== Provided records ==

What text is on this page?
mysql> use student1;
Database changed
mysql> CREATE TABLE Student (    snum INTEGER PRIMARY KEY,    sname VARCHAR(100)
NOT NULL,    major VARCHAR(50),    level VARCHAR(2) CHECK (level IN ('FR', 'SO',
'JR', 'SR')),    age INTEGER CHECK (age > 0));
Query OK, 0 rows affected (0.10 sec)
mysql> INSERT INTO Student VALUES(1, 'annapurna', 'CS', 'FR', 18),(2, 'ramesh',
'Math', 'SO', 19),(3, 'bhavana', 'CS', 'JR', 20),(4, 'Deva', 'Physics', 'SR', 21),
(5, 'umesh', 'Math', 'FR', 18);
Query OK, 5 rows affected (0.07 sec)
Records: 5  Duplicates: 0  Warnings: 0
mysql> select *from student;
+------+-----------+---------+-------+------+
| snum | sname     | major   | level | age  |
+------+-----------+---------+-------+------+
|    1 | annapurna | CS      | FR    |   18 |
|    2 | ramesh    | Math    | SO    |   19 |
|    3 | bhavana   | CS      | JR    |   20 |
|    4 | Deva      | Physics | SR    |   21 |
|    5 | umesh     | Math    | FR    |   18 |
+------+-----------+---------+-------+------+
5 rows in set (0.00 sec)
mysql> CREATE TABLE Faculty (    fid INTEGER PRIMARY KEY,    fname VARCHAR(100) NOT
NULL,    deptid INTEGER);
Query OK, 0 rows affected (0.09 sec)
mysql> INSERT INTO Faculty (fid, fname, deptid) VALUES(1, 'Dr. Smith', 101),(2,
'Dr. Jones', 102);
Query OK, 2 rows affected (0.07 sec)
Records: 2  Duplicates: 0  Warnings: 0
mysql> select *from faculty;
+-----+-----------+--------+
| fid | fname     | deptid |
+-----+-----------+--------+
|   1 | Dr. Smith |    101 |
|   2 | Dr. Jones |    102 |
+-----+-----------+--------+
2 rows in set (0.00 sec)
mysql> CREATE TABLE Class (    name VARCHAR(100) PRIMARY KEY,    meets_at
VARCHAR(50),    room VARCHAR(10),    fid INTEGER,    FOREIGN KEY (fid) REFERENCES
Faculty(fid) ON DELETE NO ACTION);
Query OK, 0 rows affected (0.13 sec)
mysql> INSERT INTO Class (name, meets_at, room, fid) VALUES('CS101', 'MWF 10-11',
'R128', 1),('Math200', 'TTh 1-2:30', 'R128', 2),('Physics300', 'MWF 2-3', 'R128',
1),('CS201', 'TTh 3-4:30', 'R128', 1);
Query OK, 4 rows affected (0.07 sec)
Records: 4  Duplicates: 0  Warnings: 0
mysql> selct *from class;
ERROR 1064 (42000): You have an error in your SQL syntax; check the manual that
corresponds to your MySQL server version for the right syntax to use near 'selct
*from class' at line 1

===

**Problem description**
From the listing above, extract all records word for word.

**Solved exercise**
What text is on this page?
mysql> use student1;
Database changed
mysql> CREATE TABLE Student (    snum INTEGER PRIMARY KEY,    sname VARCHAR(100)
NOT NULL,    major VARCHAR(50),    level VARCHAR(2) CHECK (level IN ('FR', 'SO',
'JR', 'SR')),    age INTEGER CHECK (age > 0));
Query OK, 0 rows affected (0.10 sec)
mysql> INSERT INTO Student VALUES(1, 'annapurna', 'CS', 'FR', 18),(2, 'ramesh',
'Math', 'SO', 19),(3, 'bhavana', 'CS', 'JR', 20),(4, 'Deva', 'Physics', 'SR', 21),
(5, 'umesh', 'Math', 'FR', 18);
Query OK, 5 rows affected (0.07 sec)
Records: 5  Duplicates: 0  Warnings: 0
mysql> select *from student;
+------+-----------+---------+-------+------+
| snum | sname     | major   | level | age  |
+------+-----------+---------+-------+------+
|    1 | annapurna | CS      | FR    |   18 |
|    2 | ramesh    | Math    | SO    |   19 |
|    3 | bhavana   | CS      | JR    |   20 |
|    4 | Deva      | Physics | SR    |   21 |
|    5 | umesh     | Math    | FR    |   18 |
+------+-----------+---------+-------+------+
5 rows in set (0.00 sec)
mysql> CREATE TABLE Faculty (    fid INTEGER PRIMARY KEY,    fname VARCHAR(100) NOT
NULL,    deptid INTEGER);
Query OK, 0 rows affected (0.09 sec)
mysql> INSERT INTO Faculty (fid, fname, deptid) VALUES(1, 'Dr. Smith', 101),(2,
'Dr. Jones', 102);
Query OK, 2 rows affected (0.07 sec)
Records: 2  Duplicates: 0  Warnings: 0
mysql> select *from faculty;
+-----+-----------+--------+
| fid | fname     | deptid |
+-----+-----------+--------+
|   1 | Dr. Smith |    101 |
|   2 | Dr. Jones |    102 |
+-----+-----------+--------+
2 rows in set (0.00 sec)
mysql> CREATE TABLE Class (    name VARCHAR(100) PRIMARY KEY,    meets_at
VARCHAR(50),    room VARCHAR(10),    fid INTEGER,    FOREIGN KEY (fid) REFERENCES
Faculty(fid) ON DELETE NO ACTION);
Query OK, 0 rows affected (0.13 sec)
mysql> INSERT INTO Class (name, meets_at, room, fid) VALUES('CS101', 'MWF 10-11',
'R128', 1),('Math200', 'TTh 1-2:30', 'R128', 2),('Physics300', 'MWF 2-3', 'R128',
1),('CS201', 'TTh 3-4:30', 'R128', 1);
Query OK, 4 rows affected (0.07 sec)
Records: 4  Duplicates: 0  Warnings: 0
mysql> selct *from class;
ERROR 1064 (42000): You have an error in your SQL syntax; check the manual that
corresponds to your MySQL server version for the right syntax to use near 'selct
*from class' at line 1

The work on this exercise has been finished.